::: EXCERPTED RECORDS :::

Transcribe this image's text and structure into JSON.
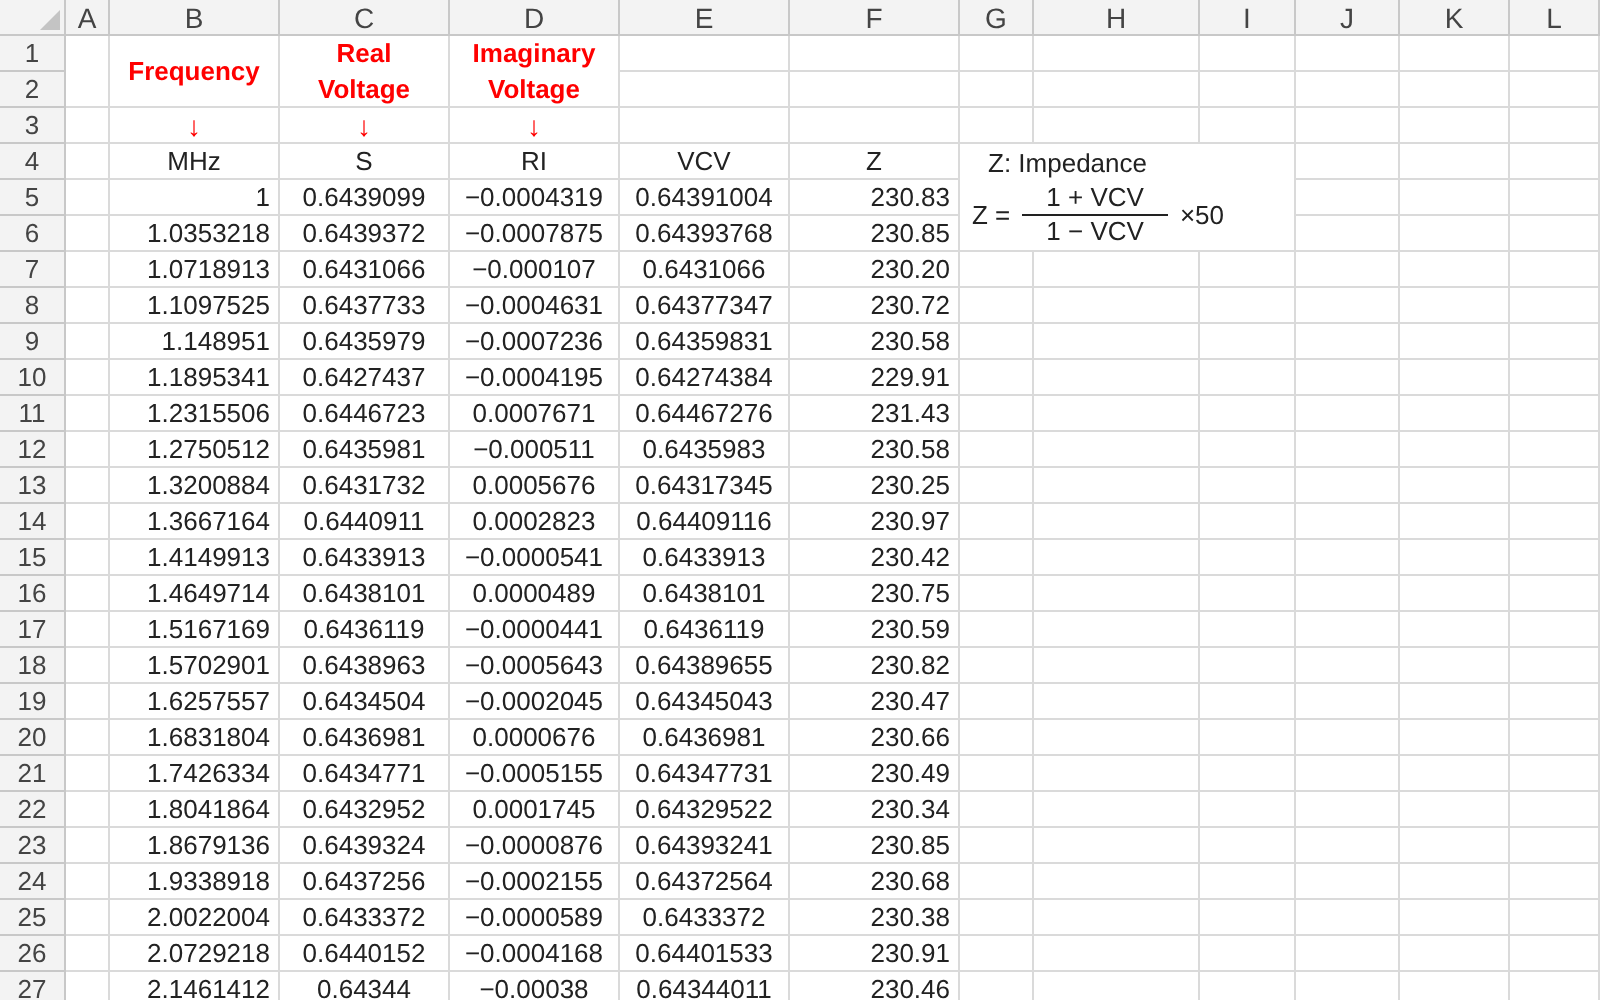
{
  "columns": [
    "A",
    "B",
    "C",
    "D",
    "E",
    "F",
    "G",
    "H",
    "I",
    "J",
    "K",
    "L"
  ],
  "title_rows": {
    "row_numbers": [
      "1",
      "2"
    ],
    "titles": [
      [
        "Frequency"
      ],
      [
        "Real",
        "Voltage"
      ],
      [
        "Imaginary",
        "Voltage"
      ]
    ]
  },
  "arrow_row": {
    "row_number": "3",
    "arrows": [
      "↓",
      "↓",
      "↓"
    ]
  },
  "unit_row": {
    "row_number": "4",
    "cells": [
      "MHz",
      "S",
      "RI",
      "VCV",
      "Z"
    ]
  },
  "rows": [
    {
      "n": "5",
      "cells": [
        "1",
        "0.6439099",
        "−0.0004319",
        "0.64391004",
        "230.83"
      ]
    },
    {
      "n": "6",
      "cells": [
        "1.0353218",
        "0.6439372",
        "−0.0007875",
        "0.64393768",
        "230.85"
      ]
    },
    {
      "n": "7",
      "cells": [
        "1.0718913",
        "0.6431066",
        "−0.000107",
        "0.6431066",
        "230.20"
      ]
    },
    {
      "n": "8",
      "cells": [
        "1.1097525",
        "0.6437733",
        "−0.0004631",
        "0.64377347",
        "230.72"
      ]
    },
    {
      "n": "9",
      "cells": [
        "1.148951",
        "0.6435979",
        "−0.0007236",
        "0.64359831",
        "230.58"
      ]
    },
    {
      "n": "10",
      "cells": [
        "1.1895341",
        "0.6427437",
        "−0.0004195",
        "0.64274384",
        "229.91"
      ]
    },
    {
      "n": "11",
      "cells": [
        "1.2315506",
        "0.6446723",
        "0.0007671",
        "0.64467276",
        "231.43"
      ]
    },
    {
      "n": "12",
      "cells": [
        "1.2750512",
        "0.6435981",
        "−0.000511",
        "0.6435983",
        "230.58"
      ]
    },
    {
      "n": "13",
      "cells": [
        "1.3200884",
        "0.6431732",
        "0.0005676",
        "0.64317345",
        "230.25"
      ]
    },
    {
      "n": "14",
      "cells": [
        "1.3667164",
        "0.6440911",
        "0.0002823",
        "0.64409116",
        "230.97"
      ]
    },
    {
      "n": "15",
      "cells": [
        "1.4149913",
        "0.6433913",
        "−0.0000541",
        "0.6433913",
        "230.42"
      ]
    },
    {
      "n": "16",
      "cells": [
        "1.4649714",
        "0.6438101",
        "0.0000489",
        "0.6438101",
        "230.75"
      ]
    },
    {
      "n": "17",
      "cells": [
        "1.5167169",
        "0.6436119",
        "−0.0000441",
        "0.6436119",
        "230.59"
      ]
    },
    {
      "n": "18",
      "cells": [
        "1.5702901",
        "0.6438963",
        "−0.0005643",
        "0.64389655",
        "230.82"
      ]
    },
    {
      "n": "19",
      "cells": [
        "1.6257557",
        "0.6434504",
        "−0.0002045",
        "0.64345043",
        "230.47"
      ]
    },
    {
      "n": "20",
      "cells": [
        "1.6831804",
        "0.6436981",
        "0.0000676",
        "0.6436981",
        "230.66"
      ]
    },
    {
      "n": "21",
      "cells": [
        "1.7426334",
        "0.6434771",
        "−0.0005155",
        "0.64347731",
        "230.49"
      ]
    },
    {
      "n": "22",
      "cells": [
        "1.8041864",
        "0.6432952",
        "0.0001745",
        "0.64329522",
        "230.34"
      ]
    },
    {
      "n": "23",
      "cells": [
        "1.8679136",
        "0.6439324",
        "−0.0000876",
        "0.64393241",
        "230.85"
      ]
    },
    {
      "n": "24",
      "cells": [
        "1.9338918",
        "0.6437256",
        "−0.0002155",
        "0.64372564",
        "230.68"
      ]
    },
    {
      "n": "25",
      "cells": [
        "2.0022004",
        "0.6433372",
        "−0.0000589",
        "0.6433372",
        "230.38"
      ]
    },
    {
      "n": "26",
      "cells": [
        "2.0729218",
        "0.6440152",
        "−0.0004168",
        "0.64401533",
        "230.91"
      ]
    },
    {
      "n": "27",
      "cells": [
        "2.1461412",
        "0.64344",
        "−0.00038",
        "0.64344011",
        "230.46"
      ]
    }
  ],
  "text_box": {
    "title": "Z: Impedance",
    "lhs": "Z =",
    "numerator": "1 + VCV",
    "denominator": "1 − VCV",
    "factor": "×50"
  }
}
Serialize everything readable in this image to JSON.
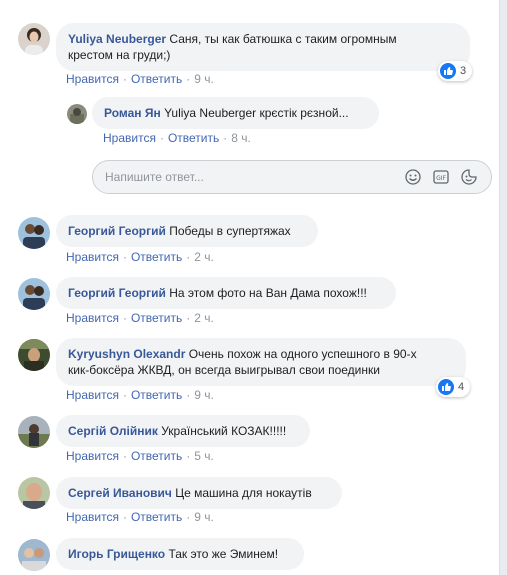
{
  "actions": {
    "like": "Нравится",
    "reply": "Ответить",
    "sep": "·"
  },
  "reply_placeholder": "Напишите ответ...",
  "comments": [
    {
      "author": "Yuliya Neuberger",
      "text_line1": "Саня, ты как батюшка с таким огромным",
      "text_line2": "крестом на груди;)",
      "time": "9 ч.",
      "reactions": "3"
    },
    {
      "author": "Роман Ян",
      "text": "Yuliya Neuberger крєстік рєзной...",
      "time": "8 ч."
    },
    {
      "author": "Георгий Георгий",
      "text": "Победы в супертяжах",
      "time": "2 ч."
    },
    {
      "author": "Георгий Георгий",
      "text": "На этом фото на Ван Дама похож!!!",
      "time": "2 ч."
    },
    {
      "author": "Kyryushyn Olexandr",
      "text_line1": "Очень похож на одного успешного в 90-х",
      "text_line2": "кик-боксёра ЖКВД, он всегда выигрывал свои поединки",
      "time": "9 ч.",
      "reactions": "4"
    },
    {
      "author": "Сергій Олійник",
      "text": "Український КОЗАК!!!!!",
      "time": "5 ч."
    },
    {
      "author": "Сергей Иванович",
      "text": "Це машина для нокаутів",
      "time": "9 ч."
    },
    {
      "author": "Игорь Грищенко",
      "text": "Так это же Эминем!"
    }
  ],
  "colors": {
    "link": "#385898",
    "action": "#4267b2",
    "bubble": "#f2f3f5",
    "like": "#1877f2"
  }
}
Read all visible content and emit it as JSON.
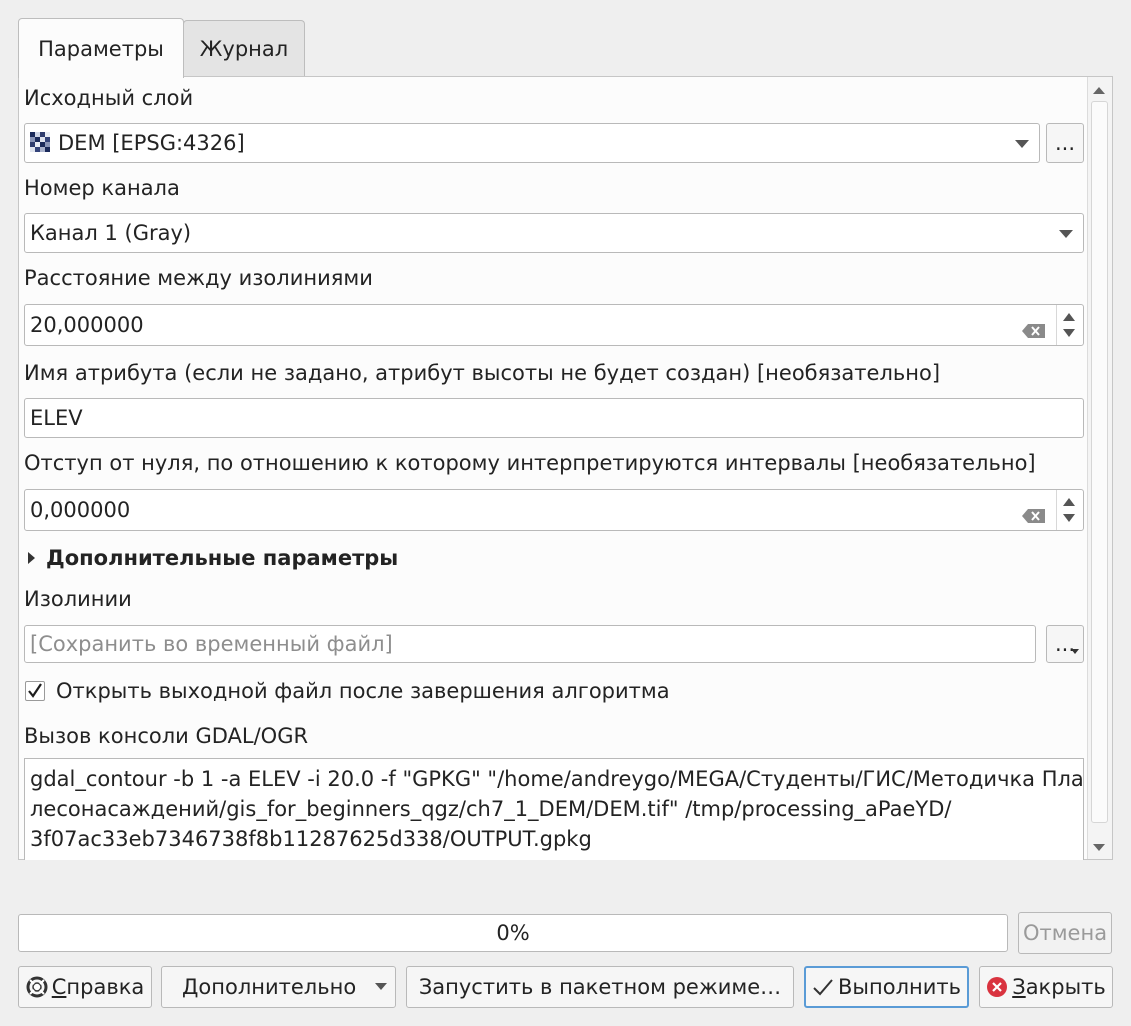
{
  "tabs": {
    "params": "Параметры",
    "log": "Журнал"
  },
  "input_layer": {
    "label": "Исходный слой",
    "value": "DEM [EPSG:4326]",
    "browse": "..."
  },
  "band": {
    "label": "Номер канала",
    "value": "Канал 1 (Gray)"
  },
  "interval": {
    "label": "Расстояние между изолиниями",
    "value": "20,000000"
  },
  "attribute": {
    "label": "Имя атрибута (если не задано, атрибут высоты не будет создан) [необязательно]",
    "value": "ELEV"
  },
  "offset": {
    "label": "Отступ от нуля, по отношению к которому интерпретируются интервалы [необязательно]",
    "value": "0,000000"
  },
  "advanced": {
    "label": "Дополнительные параметры"
  },
  "output": {
    "label": "Изолинии",
    "placeholder": "[Сохранить во временный файл]",
    "browse": "..."
  },
  "open_output": {
    "label": "Открыть выходной файл после завершения алгоритма",
    "checked": true
  },
  "console": {
    "label": "Вызов консоли GDAL/OGR",
    "line1": "gdal_contour -b 1 -a ELEV -i 20.0 -f \"GPKG\" \"/home/andreygo/MEGA/Студенты/ГИС/Методичка План",
    "line2": "лесонасаждений/gis_for_beginners_qgz/ch7_1_DEM/DEM.tif\" /tmp/processing_aPaeYD/",
    "line3": "3f07ac33eb7346738f8b11287625d338/OUTPUT.gpkg"
  },
  "progress": {
    "text": "0%",
    "value": 0
  },
  "buttons": {
    "cancel": "Отмена",
    "help_first": "С",
    "help_rest": "правка",
    "advanced": "Дополнительно",
    "batch": "Запустить в пакетном режиме…",
    "run": "Выполнить",
    "close_first": "З",
    "close_rest": "акрыть"
  },
  "colors": {
    "close_icon": "#d9333f",
    "panel_bg": "#fcfcfc",
    "window_bg": "#efefef"
  }
}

:::

Scan the records for the string "файл". Copy each line in which it appears.

    "placeholder": "[Сохранить во временный файл]",
    "label": "Открыть выходной файл после завершения алгоритма",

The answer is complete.